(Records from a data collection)
-- START --
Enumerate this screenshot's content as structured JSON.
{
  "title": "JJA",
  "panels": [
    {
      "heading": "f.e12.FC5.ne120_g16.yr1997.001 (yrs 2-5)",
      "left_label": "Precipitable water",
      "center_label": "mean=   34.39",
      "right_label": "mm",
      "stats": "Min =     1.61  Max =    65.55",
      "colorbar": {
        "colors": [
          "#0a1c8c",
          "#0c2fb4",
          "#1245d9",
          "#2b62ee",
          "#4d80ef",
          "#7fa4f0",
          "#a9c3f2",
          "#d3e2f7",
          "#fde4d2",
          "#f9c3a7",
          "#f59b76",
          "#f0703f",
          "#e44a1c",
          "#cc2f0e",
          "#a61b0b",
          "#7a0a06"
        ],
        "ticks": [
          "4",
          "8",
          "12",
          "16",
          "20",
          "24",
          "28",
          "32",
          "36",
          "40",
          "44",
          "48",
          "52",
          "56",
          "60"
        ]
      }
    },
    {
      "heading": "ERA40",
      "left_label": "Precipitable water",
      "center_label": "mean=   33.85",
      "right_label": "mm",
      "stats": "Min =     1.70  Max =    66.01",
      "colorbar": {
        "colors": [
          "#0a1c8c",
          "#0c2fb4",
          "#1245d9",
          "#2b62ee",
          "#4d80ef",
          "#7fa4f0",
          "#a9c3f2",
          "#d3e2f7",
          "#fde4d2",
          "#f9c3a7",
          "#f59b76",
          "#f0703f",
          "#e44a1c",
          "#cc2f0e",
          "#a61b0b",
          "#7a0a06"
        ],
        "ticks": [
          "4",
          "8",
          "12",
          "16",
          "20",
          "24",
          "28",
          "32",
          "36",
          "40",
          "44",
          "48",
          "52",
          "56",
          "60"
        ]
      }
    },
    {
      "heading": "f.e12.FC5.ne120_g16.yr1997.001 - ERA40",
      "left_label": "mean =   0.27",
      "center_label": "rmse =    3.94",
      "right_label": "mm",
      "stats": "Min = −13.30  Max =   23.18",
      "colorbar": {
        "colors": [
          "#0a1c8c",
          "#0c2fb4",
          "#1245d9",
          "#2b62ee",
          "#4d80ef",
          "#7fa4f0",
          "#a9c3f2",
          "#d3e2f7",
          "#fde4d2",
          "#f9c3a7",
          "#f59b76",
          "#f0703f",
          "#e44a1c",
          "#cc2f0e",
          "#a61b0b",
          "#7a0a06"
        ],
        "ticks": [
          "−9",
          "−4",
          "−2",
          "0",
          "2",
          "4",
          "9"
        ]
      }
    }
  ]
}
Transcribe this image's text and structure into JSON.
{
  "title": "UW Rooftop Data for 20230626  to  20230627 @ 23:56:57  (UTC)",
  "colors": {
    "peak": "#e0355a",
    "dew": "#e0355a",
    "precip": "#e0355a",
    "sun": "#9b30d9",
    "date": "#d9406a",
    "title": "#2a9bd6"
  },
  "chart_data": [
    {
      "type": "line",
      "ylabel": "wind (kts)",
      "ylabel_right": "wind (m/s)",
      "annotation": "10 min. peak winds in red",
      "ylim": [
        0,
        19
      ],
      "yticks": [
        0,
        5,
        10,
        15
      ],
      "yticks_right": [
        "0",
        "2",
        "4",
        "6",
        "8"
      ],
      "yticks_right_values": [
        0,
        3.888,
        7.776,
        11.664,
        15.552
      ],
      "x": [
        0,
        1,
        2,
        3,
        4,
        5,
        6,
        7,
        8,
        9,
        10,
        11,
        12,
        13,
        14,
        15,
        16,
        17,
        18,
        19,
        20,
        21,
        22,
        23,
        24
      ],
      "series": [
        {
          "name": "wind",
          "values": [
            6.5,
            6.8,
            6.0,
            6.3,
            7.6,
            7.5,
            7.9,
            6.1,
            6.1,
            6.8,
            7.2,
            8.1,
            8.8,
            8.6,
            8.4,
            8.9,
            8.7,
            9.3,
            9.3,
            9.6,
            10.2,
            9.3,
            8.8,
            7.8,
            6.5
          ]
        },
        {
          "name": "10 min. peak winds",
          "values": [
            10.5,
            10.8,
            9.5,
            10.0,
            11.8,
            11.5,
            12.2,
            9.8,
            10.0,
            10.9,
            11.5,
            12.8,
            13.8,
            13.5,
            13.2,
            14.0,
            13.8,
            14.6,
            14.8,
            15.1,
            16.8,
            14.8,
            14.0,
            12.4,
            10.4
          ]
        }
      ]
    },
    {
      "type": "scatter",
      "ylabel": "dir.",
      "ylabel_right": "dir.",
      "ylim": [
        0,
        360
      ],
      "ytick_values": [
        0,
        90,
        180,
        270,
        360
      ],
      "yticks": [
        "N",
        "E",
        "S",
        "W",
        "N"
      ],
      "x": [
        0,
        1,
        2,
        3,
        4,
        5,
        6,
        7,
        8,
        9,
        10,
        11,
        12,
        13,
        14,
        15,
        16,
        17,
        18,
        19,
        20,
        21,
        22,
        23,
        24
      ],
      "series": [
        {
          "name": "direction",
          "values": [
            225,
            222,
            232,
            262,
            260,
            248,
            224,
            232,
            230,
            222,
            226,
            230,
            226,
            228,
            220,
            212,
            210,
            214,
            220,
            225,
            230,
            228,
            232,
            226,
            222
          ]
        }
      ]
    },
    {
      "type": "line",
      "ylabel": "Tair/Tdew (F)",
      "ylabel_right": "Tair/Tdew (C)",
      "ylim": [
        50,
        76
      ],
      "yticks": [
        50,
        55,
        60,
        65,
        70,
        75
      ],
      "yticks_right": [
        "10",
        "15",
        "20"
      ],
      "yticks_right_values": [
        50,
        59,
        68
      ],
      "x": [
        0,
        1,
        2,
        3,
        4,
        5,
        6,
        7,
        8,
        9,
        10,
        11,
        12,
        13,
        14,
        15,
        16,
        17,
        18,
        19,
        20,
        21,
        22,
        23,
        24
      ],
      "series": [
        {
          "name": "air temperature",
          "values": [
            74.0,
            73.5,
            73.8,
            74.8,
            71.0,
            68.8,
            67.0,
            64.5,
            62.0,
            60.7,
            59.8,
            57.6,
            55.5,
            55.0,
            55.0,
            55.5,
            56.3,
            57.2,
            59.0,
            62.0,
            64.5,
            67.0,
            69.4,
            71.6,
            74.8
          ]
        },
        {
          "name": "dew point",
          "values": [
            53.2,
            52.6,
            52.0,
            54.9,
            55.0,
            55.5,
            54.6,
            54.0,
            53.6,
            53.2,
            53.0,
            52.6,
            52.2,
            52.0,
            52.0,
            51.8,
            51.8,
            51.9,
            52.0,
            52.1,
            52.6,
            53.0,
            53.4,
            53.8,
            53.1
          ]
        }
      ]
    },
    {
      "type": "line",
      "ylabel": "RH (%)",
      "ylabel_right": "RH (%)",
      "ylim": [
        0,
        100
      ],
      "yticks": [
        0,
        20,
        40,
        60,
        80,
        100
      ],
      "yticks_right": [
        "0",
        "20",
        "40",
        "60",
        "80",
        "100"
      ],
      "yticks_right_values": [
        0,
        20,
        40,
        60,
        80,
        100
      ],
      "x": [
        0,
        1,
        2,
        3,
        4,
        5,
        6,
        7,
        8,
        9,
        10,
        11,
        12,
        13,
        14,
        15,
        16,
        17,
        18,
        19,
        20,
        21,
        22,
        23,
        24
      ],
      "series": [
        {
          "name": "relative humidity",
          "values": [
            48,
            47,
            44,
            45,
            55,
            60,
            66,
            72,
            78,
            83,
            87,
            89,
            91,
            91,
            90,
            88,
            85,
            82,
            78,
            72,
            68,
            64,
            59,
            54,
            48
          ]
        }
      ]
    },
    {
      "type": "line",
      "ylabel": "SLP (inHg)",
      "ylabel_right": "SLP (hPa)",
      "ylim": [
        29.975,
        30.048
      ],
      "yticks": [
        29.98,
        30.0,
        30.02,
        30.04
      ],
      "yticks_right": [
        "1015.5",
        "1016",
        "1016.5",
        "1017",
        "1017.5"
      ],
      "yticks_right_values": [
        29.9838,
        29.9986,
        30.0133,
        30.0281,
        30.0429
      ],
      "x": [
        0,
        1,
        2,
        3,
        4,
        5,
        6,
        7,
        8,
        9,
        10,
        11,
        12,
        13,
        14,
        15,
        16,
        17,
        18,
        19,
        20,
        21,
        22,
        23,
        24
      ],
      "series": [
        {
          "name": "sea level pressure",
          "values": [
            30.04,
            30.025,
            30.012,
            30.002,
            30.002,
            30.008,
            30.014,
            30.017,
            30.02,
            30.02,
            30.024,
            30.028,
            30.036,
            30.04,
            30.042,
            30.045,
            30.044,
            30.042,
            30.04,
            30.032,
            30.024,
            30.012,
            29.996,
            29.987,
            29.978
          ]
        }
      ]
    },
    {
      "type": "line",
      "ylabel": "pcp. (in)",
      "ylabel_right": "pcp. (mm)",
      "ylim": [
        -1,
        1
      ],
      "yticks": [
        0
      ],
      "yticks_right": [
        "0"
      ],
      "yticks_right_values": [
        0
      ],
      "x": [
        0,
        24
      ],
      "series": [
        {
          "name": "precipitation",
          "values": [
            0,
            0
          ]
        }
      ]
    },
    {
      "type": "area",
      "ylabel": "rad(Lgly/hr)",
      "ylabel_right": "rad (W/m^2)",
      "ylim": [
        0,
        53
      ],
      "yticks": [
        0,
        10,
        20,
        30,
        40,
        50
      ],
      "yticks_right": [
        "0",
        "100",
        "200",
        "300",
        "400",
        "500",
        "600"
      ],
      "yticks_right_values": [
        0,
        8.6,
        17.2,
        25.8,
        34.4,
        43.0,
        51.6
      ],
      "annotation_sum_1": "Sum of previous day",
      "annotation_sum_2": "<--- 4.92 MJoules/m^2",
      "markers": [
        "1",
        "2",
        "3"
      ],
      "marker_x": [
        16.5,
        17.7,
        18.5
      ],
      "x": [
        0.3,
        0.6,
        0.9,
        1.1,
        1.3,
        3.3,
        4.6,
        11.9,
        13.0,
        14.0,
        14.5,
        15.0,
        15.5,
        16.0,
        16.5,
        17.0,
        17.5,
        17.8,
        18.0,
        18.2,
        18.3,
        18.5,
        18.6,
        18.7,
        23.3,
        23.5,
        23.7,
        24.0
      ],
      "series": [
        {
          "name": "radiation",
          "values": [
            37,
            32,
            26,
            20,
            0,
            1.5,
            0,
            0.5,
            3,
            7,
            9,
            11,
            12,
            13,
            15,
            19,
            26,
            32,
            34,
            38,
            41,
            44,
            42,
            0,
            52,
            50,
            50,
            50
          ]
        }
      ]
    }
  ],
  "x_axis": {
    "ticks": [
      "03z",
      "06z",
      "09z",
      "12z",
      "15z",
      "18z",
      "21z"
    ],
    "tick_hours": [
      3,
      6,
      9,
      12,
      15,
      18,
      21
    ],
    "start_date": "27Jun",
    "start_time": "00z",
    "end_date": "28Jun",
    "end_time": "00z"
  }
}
-- END --
### Job
Which lines contain the word "winds"? Return each of them.

### Written solution
      "annotation": "10 min. peak winds in red",
          "name": "10 min. peak winds",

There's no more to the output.